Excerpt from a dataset
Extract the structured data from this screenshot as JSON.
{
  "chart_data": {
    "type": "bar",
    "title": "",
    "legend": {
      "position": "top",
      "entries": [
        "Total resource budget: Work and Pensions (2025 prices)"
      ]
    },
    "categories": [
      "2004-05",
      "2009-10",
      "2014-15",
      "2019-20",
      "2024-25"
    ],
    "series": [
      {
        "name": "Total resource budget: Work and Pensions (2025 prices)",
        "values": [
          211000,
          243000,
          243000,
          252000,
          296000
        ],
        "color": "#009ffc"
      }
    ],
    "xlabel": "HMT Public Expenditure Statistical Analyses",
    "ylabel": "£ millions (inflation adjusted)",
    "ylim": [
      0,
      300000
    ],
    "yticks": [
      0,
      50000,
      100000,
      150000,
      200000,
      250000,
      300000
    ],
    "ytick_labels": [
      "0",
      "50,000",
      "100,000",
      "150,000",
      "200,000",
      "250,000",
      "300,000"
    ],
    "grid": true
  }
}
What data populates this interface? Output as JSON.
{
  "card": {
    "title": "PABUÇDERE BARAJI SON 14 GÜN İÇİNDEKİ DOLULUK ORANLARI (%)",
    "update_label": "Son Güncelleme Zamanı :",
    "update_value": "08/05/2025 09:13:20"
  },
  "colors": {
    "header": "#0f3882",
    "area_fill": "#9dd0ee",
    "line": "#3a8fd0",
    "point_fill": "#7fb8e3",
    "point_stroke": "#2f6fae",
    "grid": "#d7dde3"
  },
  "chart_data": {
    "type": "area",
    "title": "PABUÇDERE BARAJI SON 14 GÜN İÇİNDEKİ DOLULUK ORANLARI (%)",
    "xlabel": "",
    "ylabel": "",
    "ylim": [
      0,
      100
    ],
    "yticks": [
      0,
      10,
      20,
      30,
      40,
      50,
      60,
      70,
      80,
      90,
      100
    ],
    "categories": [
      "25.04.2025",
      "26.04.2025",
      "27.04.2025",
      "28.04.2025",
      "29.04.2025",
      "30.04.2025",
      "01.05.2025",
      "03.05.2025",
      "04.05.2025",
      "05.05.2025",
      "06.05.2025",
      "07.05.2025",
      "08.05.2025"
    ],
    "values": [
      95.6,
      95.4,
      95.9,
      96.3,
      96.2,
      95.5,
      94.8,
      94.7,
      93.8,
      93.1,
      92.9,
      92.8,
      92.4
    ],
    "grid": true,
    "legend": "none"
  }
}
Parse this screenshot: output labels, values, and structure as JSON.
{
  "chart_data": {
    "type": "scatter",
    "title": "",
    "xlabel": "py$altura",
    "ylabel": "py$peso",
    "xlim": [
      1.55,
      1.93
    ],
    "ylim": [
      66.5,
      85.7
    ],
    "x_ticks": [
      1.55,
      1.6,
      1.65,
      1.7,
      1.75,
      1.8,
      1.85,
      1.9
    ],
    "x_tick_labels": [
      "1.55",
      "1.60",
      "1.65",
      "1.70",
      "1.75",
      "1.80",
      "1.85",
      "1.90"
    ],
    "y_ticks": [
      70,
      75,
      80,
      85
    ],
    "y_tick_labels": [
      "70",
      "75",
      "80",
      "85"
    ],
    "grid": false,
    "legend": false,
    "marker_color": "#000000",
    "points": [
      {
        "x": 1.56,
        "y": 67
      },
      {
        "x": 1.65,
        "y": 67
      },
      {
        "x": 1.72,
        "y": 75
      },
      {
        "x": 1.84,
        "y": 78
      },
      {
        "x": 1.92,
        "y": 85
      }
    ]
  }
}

Instruction >> Quote the listing in full, please, keeping every line exact.

Response below >>
Extract the structured data from this screenshot as JSON.
{
  "chart_data": {
    "type": "bar",
    "title": "",
    "legend": {
      "position": "top",
      "entries": [
        "Total resource budget: Work and Pensions (2025 prices)"
      ]
    },
    "categories": [
      "2004-05",
      "2009-10",
      "2014-15",
      "2019-20",
      "2024-25"
    ],
    "series": [
      {
        "name": "Total resource budget: Work and Pensions (2025 prices)",
        "values": [
          211000,
          243000,
          243000,
          252000,
          296000
        ],
        "color": "#009ffc"
      }
    ],
    "xlabel": "HMT Public Expenditure Statistical Analyses",
    "ylabel": "£ millions (inflation adjusted)",
    "ylim": [
      0,
      300000
    ],
    "yticks": [
      0,
      50000,
      100000,
      150000,
      200000,
      250000,
      300000
    ],
    "ytick_labels": [
      "0",
      "50,000",
      "100,000",
      "150,000",
      "200,000",
      "250,000",
      "300,000"
    ],
    "grid": true
  }
}
What data populates this interface? Output as JSON.
{
  "card": {
    "title": "PABUÇDERE BARAJI SON 14 GÜN İÇİNDEKİ DOLULUK ORANLARI (%)",
    "update_label": "Son Güncelleme Zamanı :",
    "update_value": "08/05/2025 09:13:20"
  },
  "colors": {
    "header": "#0f3882",
    "area_fill": "#9dd0ee",
    "line": "#3a8fd0",
    "point_fill": "#7fb8e3",
    "point_stroke": "#2f6fae",
    "grid": "#d7dde3"
  },
  "chart_data": {
    "type": "area",
    "title": "PABUÇDERE BARAJI SON 14 GÜN İÇİNDEKİ DOLULUK ORANLARI (%)",
    "xlabel": "",
    "ylabel": "",
    "ylim": [
      0,
      100
    ],
    "yticks": [
      0,
      10,
      20,
      30,
      40,
      50,
      60,
      70,
      80,
      90,
      100
    ],
    "categories": [
      "25.04.2025",
      "26.04.2025",
      "27.04.2025",
      "28.04.2025",
      "29.04.2025",
      "30.04.2025",
      "01.05.2025",
      "03.05.2025",
      "04.05.2025",
      "05.05.2025",
      "06.05.2025",
      "07.05.2025",
      "08.05.2025"
    ],
    "values": [
      95.6,
      95.4,
      95.9,
      96.3,
      96.2,
      95.5,
      94.8,
      94.7,
      93.8,
      93.1,
      92.9,
      92.8,
      92.4
    ],
    "grid": true,
    "legend": "none"
  }
}
Parse this screenshot: output labels, values, and structure as JSON.
{
  "chart_data": {
    "type": "scatter",
    "title": "",
    "xlabel": "py$altura",
    "ylabel": "py$peso",
    "xlim": [
      1.55,
      1.93
    ],
    "ylim": [
      66.5,
      85.7
    ],
    "x_ticks": [
      1.55,
      1.6,
      1.65,
      1.7,
      1.75,
      1.8,
      1.85,
      1.9
    ],
    "x_tick_labels": [
      "1.55",
      "1.60",
      "1.65",
      "1.70",
      "1.75",
      "1.80",
      "1.85",
      "1.90"
    ],
    "y_ticks": [
      70,
      75,
      80,
      85
    ],
    "y_tick_labels": [
      "70",
      "75",
      "80",
      "85"
    ],
    "grid": false,
    "legend": false,
    "marker_color": "#000000",
    "points": [
      {
        "x": 1.56,
        "y": 67
      },
      {
        "x": 1.65,
        "y": 67
      },
      {
        "x": 1.72,
        "y": 75
      },
      {
        "x": 1.84,
        "y": 78
      },
      {
        "x": 1.92,
        "y": 85
      }
    ]
  }
}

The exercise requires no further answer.